**Aim:**
Transcribe the records exactly. Pictures do not belong in the transcription.

Data tied to figure images
════════════════════

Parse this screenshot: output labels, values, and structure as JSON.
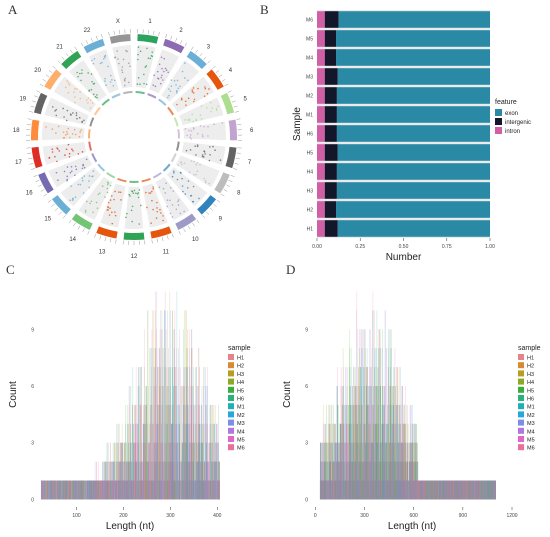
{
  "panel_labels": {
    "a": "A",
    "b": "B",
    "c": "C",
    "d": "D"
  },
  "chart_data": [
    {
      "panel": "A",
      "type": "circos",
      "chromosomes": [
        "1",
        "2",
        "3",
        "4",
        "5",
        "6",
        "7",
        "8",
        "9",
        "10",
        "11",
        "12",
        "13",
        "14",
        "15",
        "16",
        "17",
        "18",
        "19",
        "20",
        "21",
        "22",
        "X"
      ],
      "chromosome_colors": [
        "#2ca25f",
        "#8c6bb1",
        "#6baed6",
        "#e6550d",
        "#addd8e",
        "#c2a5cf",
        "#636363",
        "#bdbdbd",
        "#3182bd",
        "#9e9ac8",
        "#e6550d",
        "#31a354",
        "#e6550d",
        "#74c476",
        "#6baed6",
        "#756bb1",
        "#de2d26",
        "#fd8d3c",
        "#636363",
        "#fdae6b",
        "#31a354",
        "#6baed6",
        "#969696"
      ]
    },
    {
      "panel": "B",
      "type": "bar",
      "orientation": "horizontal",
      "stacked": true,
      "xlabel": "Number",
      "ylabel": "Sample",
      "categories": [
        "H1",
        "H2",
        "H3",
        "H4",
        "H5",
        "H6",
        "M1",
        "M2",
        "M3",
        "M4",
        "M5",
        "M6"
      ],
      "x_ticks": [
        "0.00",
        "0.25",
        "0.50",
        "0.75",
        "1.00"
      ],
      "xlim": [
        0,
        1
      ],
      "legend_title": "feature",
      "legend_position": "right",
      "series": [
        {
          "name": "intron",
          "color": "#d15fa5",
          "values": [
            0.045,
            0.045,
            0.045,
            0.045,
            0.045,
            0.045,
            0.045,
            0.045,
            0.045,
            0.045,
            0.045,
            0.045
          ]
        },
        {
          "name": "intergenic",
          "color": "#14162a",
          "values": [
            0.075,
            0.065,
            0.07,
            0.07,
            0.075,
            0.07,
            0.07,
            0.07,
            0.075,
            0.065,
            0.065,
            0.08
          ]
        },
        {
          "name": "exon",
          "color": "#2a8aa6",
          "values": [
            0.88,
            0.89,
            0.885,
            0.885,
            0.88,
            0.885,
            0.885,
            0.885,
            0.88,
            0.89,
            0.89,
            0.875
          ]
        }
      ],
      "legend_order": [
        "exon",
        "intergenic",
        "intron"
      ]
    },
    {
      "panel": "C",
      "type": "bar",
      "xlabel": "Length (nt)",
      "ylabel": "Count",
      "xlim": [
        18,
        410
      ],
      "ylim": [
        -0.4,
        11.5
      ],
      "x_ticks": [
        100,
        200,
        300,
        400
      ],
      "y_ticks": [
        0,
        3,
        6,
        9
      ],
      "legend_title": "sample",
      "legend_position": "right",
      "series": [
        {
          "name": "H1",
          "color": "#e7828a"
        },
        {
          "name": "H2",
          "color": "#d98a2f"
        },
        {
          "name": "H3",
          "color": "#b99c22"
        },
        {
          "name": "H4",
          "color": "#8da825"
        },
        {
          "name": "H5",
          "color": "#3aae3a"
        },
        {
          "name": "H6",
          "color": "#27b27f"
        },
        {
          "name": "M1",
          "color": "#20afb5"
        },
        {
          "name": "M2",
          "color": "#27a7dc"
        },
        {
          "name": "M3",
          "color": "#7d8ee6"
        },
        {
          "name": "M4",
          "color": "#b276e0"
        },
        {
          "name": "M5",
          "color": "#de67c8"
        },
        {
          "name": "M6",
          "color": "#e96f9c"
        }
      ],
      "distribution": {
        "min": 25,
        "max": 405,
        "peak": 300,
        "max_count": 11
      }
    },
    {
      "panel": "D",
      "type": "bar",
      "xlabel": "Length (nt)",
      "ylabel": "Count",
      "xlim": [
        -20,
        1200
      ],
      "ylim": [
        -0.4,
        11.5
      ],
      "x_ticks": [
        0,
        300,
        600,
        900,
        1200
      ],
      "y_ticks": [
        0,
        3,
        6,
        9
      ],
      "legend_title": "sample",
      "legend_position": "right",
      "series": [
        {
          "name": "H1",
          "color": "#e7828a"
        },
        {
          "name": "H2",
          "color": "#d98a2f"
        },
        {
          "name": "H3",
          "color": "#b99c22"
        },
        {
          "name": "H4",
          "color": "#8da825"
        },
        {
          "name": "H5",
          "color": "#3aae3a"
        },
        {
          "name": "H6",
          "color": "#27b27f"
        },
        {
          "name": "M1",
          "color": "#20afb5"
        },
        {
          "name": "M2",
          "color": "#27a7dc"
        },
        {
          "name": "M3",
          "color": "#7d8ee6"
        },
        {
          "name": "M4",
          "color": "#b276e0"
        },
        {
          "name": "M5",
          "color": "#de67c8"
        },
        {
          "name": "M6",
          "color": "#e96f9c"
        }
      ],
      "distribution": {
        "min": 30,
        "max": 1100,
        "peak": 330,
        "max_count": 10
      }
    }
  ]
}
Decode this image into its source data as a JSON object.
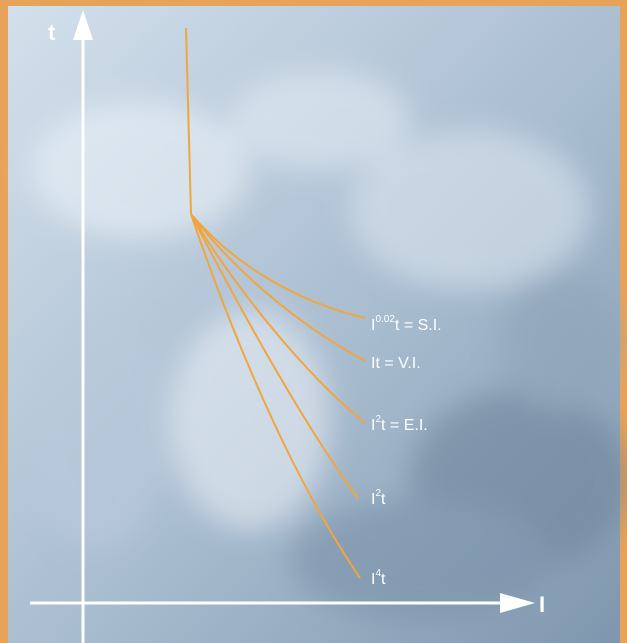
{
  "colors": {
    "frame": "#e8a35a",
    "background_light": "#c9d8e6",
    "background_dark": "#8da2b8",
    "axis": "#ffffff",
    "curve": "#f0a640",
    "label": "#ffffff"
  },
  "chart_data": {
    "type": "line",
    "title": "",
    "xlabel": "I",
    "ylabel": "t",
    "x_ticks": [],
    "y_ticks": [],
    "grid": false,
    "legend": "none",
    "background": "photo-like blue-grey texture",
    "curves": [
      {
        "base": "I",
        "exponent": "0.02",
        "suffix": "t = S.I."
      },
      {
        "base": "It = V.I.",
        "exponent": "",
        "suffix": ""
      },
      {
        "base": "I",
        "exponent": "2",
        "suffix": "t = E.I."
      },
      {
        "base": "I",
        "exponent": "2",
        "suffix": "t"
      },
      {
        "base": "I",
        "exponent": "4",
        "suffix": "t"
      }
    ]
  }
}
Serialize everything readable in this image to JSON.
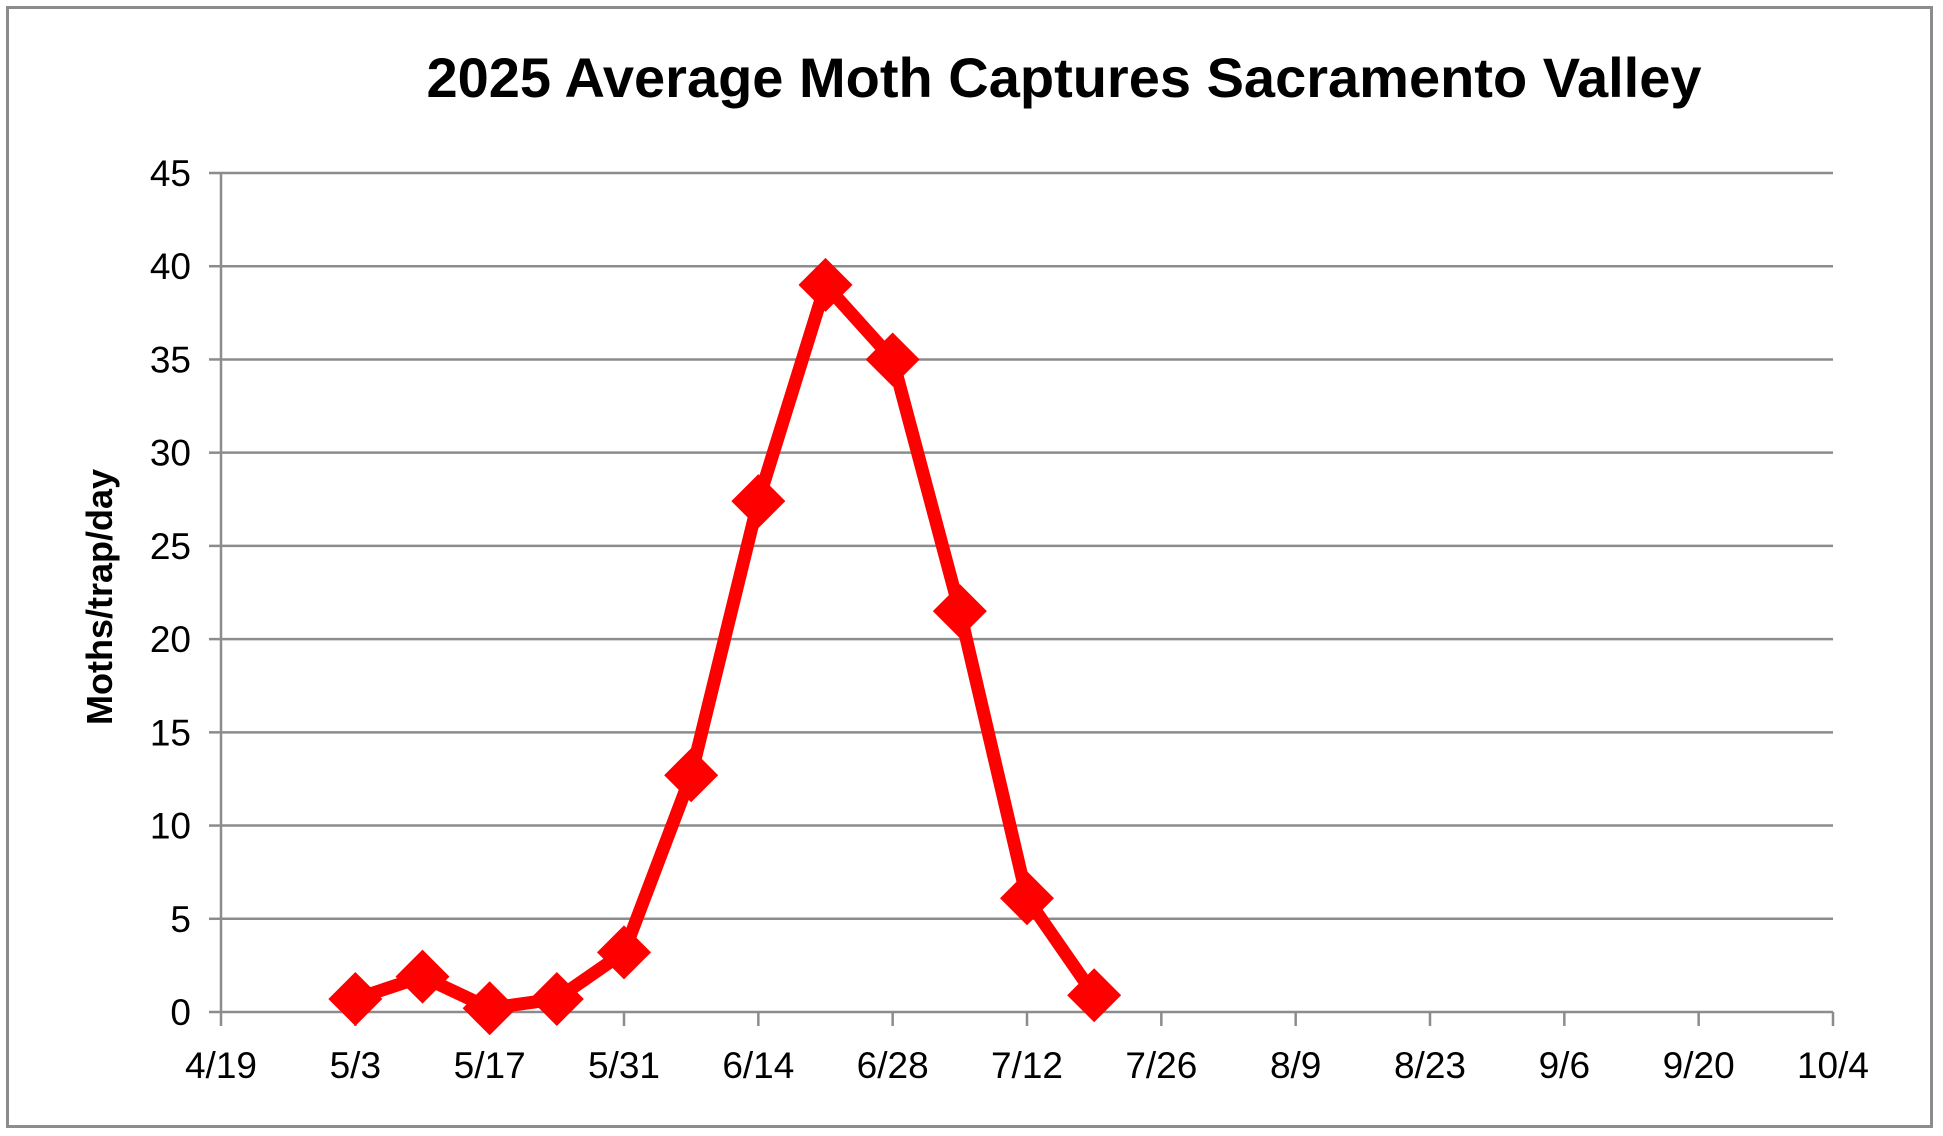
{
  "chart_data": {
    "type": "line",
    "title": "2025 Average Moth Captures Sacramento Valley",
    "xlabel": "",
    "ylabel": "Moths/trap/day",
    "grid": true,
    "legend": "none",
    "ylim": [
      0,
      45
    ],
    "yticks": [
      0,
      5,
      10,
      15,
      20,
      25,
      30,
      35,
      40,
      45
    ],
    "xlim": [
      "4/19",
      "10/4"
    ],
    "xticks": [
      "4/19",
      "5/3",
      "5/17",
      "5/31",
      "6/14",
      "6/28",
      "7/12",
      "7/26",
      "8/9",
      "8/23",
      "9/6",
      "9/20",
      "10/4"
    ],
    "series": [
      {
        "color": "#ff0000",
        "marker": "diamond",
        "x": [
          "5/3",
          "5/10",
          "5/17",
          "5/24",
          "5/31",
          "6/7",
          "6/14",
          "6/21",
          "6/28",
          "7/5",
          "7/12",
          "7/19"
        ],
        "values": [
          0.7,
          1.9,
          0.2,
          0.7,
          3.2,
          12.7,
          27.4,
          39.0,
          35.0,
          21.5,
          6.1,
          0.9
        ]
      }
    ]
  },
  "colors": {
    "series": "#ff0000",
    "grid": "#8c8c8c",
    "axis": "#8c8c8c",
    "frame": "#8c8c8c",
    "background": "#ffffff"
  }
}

════════════════════

**Complete answer:**
Parse this screenshot: output labels, values, and structure as JSON.
{
  "panel_labels": {
    "a": "A",
    "b": "B",
    "c": "C",
    "d": "D"
  },
  "chart_data": [
    {
      "panel": "A",
      "type": "circos",
      "chromosomes": [
        "1",
        "2",
        "3",
        "4",
        "5",
        "6",
        "7",
        "8",
        "9",
        "10",
        "11",
        "12",
        "13",
        "14",
        "15",
        "16",
        "17",
        "18",
        "19",
        "20",
        "21",
        "22",
        "X"
      ],
      "chromosome_colors": [
        "#2ca25f",
        "#8c6bb1",
        "#6baed6",
        "#e6550d",
        "#addd8e",
        "#c2a5cf",
        "#636363",
        "#bdbdbd",
        "#3182bd",
        "#9e9ac8",
        "#e6550d",
        "#31a354",
        "#e6550d",
        "#74c476",
        "#6baed6",
        "#756bb1",
        "#de2d26",
        "#fd8d3c",
        "#636363",
        "#fdae6b",
        "#31a354",
        "#6baed6",
        "#969696"
      ]
    },
    {
      "panel": "B",
      "type": "bar",
      "orientation": "horizontal",
      "stacked": true,
      "xlabel": "Number",
      "ylabel": "Sample",
      "categories": [
        "H1",
        "H2",
        "H3",
        "H4",
        "H5",
        "H6",
        "M1",
        "M2",
        "M3",
        "M4",
        "M5",
        "M6"
      ],
      "x_ticks": [
        "0.00",
        "0.25",
        "0.50",
        "0.75",
        "1.00"
      ],
      "xlim": [
        0,
        1
      ],
      "legend_title": "feature",
      "legend_position": "right",
      "series": [
        {
          "name": "intron",
          "color": "#d15fa5",
          "values": [
            0.045,
            0.045,
            0.045,
            0.045,
            0.045,
            0.045,
            0.045,
            0.045,
            0.045,
            0.045,
            0.045,
            0.045
          ]
        },
        {
          "name": "intergenic",
          "color": "#14162a",
          "values": [
            0.075,
            0.065,
            0.07,
            0.07,
            0.075,
            0.07,
            0.07,
            0.07,
            0.075,
            0.065,
            0.065,
            0.08
          ]
        },
        {
          "name": "exon",
          "color": "#2a8aa6",
          "values": [
            0.88,
            0.89,
            0.885,
            0.885,
            0.88,
            0.885,
            0.885,
            0.885,
            0.88,
            0.89,
            0.89,
            0.875
          ]
        }
      ],
      "legend_order": [
        "exon",
        "intergenic",
        "intron"
      ]
    },
    {
      "panel": "C",
      "type": "bar",
      "xlabel": "Length (nt)",
      "ylabel": "Count",
      "xlim": [
        18,
        410
      ],
      "ylim": [
        -0.4,
        11.5
      ],
      "x_ticks": [
        100,
        200,
        300,
        400
      ],
      "y_ticks": [
        0,
        3,
        6,
        9
      ],
      "legend_title": "sample",
      "legend_position": "right",
      "series": [
        {
          "name": "H1",
          "color": "#e7828a"
        },
        {
          "name": "H2",
          "color": "#d98a2f"
        },
        {
          "name": "H3",
          "color": "#b99c22"
        },
        {
          "name": "H4",
          "color": "#8da825"
        },
        {
          "name": "H5",
          "color": "#3aae3a"
        },
        {
          "name": "H6",
          "color": "#27b27f"
        },
        {
          "name": "M1",
          "color": "#20afb5"
        },
        {
          "name": "M2",
          "color": "#27a7dc"
        },
        {
          "name": "M3",
          "color": "#7d8ee6"
        },
        {
          "name": "M4",
          "color": "#b276e0"
        },
        {
          "name": "M5",
          "color": "#de67c8"
        },
        {
          "name": "M6",
          "color": "#e96f9c"
        }
      ],
      "distribution": {
        "min": 25,
        "max": 405,
        "peak": 300,
        "max_count": 11
      }
    },
    {
      "panel": "D",
      "type": "bar",
      "xlabel": "Length (nt)",
      "ylabel": "Count",
      "xlim": [
        -20,
        1200
      ],
      "ylim": [
        -0.4,
        11.5
      ],
      "x_ticks": [
        0,
        300,
        600,
        900,
        1200
      ],
      "y_ticks": [
        0,
        3,
        6,
        9
      ],
      "legend_title": "sample",
      "legend_position": "right",
      "series": [
        {
          "name": "H1",
          "color": "#e7828a"
        },
        {
          "name": "H2",
          "color": "#d98a2f"
        },
        {
          "name": "H3",
          "color": "#b99c22"
        },
        {
          "name": "H4",
          "color": "#8da825"
        },
        {
          "name": "H5",
          "color": "#3aae3a"
        },
        {
          "name": "H6",
          "color": "#27b27f"
        },
        {
          "name": "M1",
          "color": "#20afb5"
        },
        {
          "name": "M2",
          "color": "#27a7dc"
        },
        {
          "name": "M3",
          "color": "#7d8ee6"
        },
        {
          "name": "M4",
          "color": "#b276e0"
        },
        {
          "name": "M5",
          "color": "#de67c8"
        },
        {
          "name": "M6",
          "color": "#e96f9c"
        }
      ],
      "distribution": {
        "min": 30,
        "max": 1100,
        "peak": 330,
        "max_count": 10
      }
    }
  ]
}
Decode this image into its source data as a JSON object.
{
  "colors": {
    "frame": "#e8a35a",
    "background_light": "#c9d8e6",
    "background_dark": "#8da2b8",
    "axis": "#ffffff",
    "curve": "#f0a640",
    "label": "#ffffff"
  },
  "chart_data": {
    "type": "line",
    "title": "",
    "xlabel": "I",
    "ylabel": "t",
    "x_ticks": [],
    "y_ticks": [],
    "grid": false,
    "legend": "none",
    "background": "photo-like blue-grey texture",
    "curves": [
      {
        "base": "I",
        "exponent": "0.02",
        "suffix": "t = S.I."
      },
      {
        "base": "It = V.I.",
        "exponent": "",
        "suffix": ""
      },
      {
        "base": "I",
        "exponent": "2",
        "suffix": "t = E.I."
      },
      {
        "base": "I",
        "exponent": "2",
        "suffix": "t"
      },
      {
        "base": "I",
        "exponent": "4",
        "suffix": "t"
      }
    ]
  }
}
Serialize everything readable in this image to JSON.
{
  "chart_data": {
    "type": "line",
    "title": "2025 Average Moth Captures Sacramento Valley",
    "xlabel": "",
    "ylabel": "Moths/trap/day",
    "grid": true,
    "legend": "none",
    "ylim": [
      0,
      45
    ],
    "yticks": [
      0,
      5,
      10,
      15,
      20,
      25,
      30,
      35,
      40,
      45
    ],
    "xlim": [
      "4/19",
      "10/4"
    ],
    "xticks": [
      "4/19",
      "5/3",
      "5/17",
      "5/31",
      "6/14",
      "6/28",
      "7/12",
      "7/26",
      "8/9",
      "8/23",
      "9/6",
      "9/20",
      "10/4"
    ],
    "series": [
      {
        "color": "#ff0000",
        "marker": "diamond",
        "x": [
          "5/3",
          "5/10",
          "5/17",
          "5/24",
          "5/31",
          "6/7",
          "6/14",
          "6/21",
          "6/28",
          "7/5",
          "7/12",
          "7/19"
        ],
        "values": [
          0.7,
          1.9,
          0.2,
          0.7,
          3.2,
          12.7,
          27.4,
          39.0,
          35.0,
          21.5,
          6.1,
          0.9
        ]
      }
    ]
  },
  "colors": {
    "series": "#ff0000",
    "grid": "#8c8c8c",
    "axis": "#8c8c8c",
    "frame": "#8c8c8c",
    "background": "#ffffff"
  }
}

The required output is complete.